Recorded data
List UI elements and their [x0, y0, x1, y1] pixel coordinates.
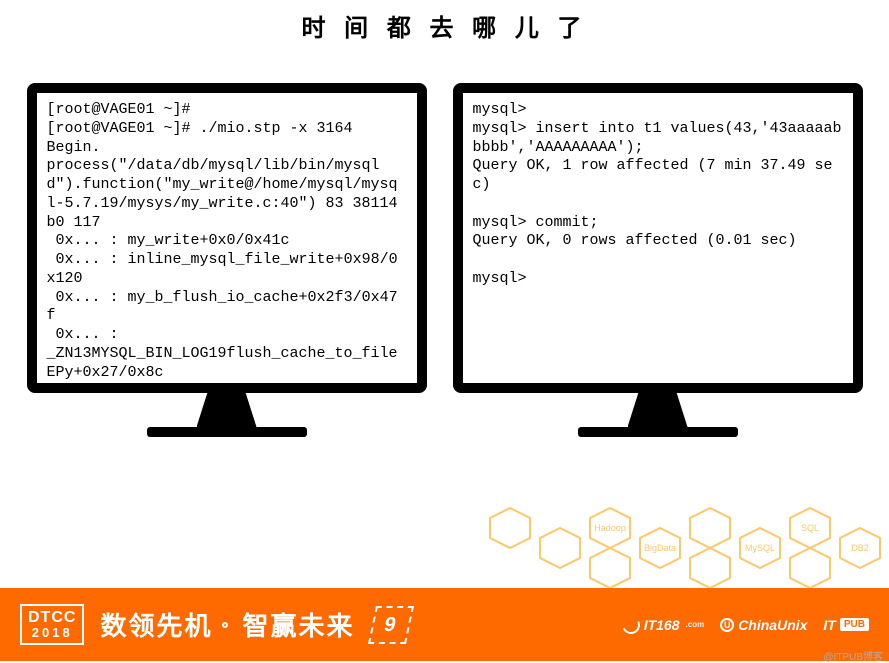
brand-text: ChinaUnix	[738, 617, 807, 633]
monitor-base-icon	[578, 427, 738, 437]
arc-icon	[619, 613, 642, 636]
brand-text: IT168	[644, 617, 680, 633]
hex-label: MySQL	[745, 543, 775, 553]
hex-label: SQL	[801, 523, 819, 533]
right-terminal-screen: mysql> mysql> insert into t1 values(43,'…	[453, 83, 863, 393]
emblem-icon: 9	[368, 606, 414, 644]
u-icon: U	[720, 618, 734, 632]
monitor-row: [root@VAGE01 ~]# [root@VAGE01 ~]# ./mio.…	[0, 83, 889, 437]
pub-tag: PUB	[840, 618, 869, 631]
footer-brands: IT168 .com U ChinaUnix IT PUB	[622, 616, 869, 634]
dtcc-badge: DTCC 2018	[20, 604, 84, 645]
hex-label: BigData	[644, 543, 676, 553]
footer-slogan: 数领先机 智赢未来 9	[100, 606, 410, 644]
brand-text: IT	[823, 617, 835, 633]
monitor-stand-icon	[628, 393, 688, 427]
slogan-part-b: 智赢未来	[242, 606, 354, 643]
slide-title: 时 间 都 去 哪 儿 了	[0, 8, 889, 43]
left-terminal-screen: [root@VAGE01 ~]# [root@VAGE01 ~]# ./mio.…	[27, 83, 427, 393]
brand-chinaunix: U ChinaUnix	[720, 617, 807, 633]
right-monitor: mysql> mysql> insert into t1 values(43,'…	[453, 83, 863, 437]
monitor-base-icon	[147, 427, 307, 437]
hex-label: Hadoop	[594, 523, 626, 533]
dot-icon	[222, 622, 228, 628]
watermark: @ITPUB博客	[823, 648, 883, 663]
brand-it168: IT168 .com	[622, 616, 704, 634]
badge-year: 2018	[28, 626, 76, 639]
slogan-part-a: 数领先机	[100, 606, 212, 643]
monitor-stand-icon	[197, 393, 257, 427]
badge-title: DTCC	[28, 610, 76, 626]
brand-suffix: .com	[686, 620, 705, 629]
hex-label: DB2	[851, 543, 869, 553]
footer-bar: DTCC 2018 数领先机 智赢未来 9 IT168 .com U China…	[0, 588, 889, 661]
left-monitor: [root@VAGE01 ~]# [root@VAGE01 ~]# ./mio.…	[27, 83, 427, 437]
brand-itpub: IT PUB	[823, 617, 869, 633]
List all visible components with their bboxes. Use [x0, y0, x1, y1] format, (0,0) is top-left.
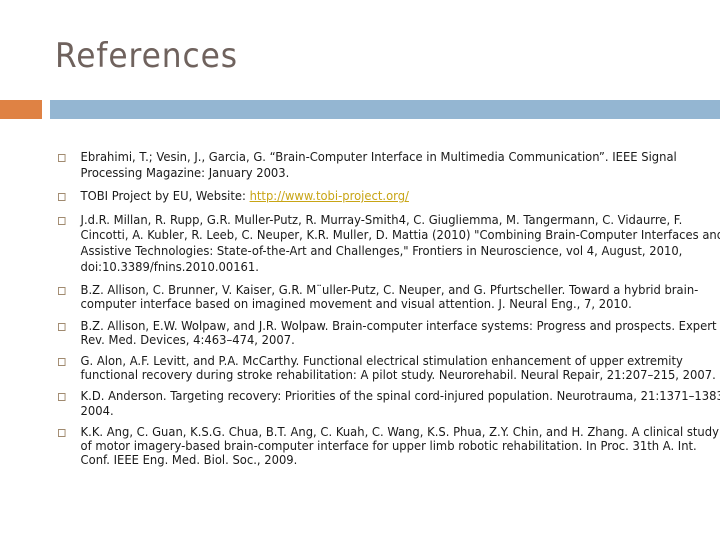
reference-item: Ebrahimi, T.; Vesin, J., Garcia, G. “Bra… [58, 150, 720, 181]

## Work to complete
Extract each line of the recorded data that contains the string "monitor".

## Result of this task
monitor-base-icon	[578, 427, 738, 437]
monitor-row: [root@VAGE01 ~]# [root@VAGE01 ~]# ./mio.…	[0, 83, 889, 437]
monitor-stand-icon	[628, 393, 688, 427]
right-monitor: mysql> mysql> insert into t1 values(43,'…	[453, 83, 863, 437]
monitor-base-icon	[147, 427, 307, 437]
monitor-stand-icon	[197, 393, 257, 427]
left-monitor: [root@VAGE01 ~]# [root@VAGE01 ~]# ./mio.…	[27, 83, 427, 437]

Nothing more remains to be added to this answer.